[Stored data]
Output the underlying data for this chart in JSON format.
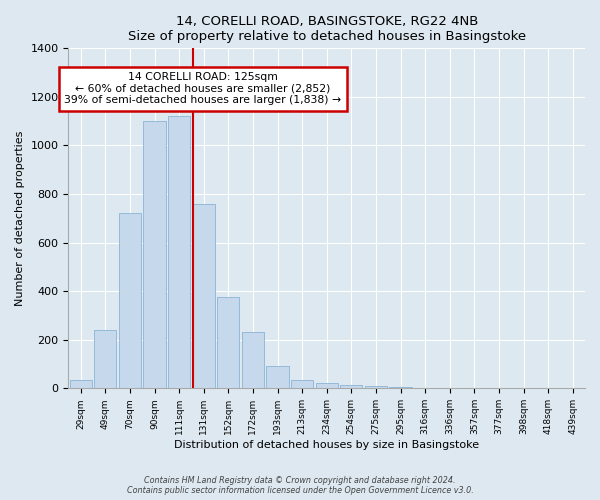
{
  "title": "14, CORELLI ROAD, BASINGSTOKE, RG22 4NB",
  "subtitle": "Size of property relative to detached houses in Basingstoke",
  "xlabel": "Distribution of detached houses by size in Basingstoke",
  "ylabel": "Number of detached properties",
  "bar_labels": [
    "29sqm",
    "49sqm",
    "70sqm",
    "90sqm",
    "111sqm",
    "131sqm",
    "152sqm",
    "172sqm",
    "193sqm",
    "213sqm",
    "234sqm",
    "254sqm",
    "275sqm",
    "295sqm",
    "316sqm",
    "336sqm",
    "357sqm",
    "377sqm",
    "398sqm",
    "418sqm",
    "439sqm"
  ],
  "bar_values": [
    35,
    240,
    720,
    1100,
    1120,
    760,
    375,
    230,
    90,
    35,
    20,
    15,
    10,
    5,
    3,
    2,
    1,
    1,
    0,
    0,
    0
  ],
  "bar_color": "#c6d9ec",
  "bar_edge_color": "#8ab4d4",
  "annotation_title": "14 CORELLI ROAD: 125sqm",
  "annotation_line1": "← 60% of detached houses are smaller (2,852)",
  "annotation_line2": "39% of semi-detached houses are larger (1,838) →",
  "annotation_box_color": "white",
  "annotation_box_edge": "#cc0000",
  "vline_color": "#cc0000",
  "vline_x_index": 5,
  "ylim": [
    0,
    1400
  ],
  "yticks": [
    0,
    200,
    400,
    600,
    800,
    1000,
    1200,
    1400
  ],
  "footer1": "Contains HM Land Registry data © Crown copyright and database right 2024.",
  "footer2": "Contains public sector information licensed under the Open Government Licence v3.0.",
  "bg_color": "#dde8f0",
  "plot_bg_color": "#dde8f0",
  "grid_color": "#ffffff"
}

_GIVEN INSTRUCTION_
Within the listing above, copy each line that has the string "ROAD".

_THE SOLUTION_
  "title": "14, CORELLI ROAD, BASINGSTOKE, RG22 4NB",
  "annotation_title": "14 CORELLI ROAD: 125sqm",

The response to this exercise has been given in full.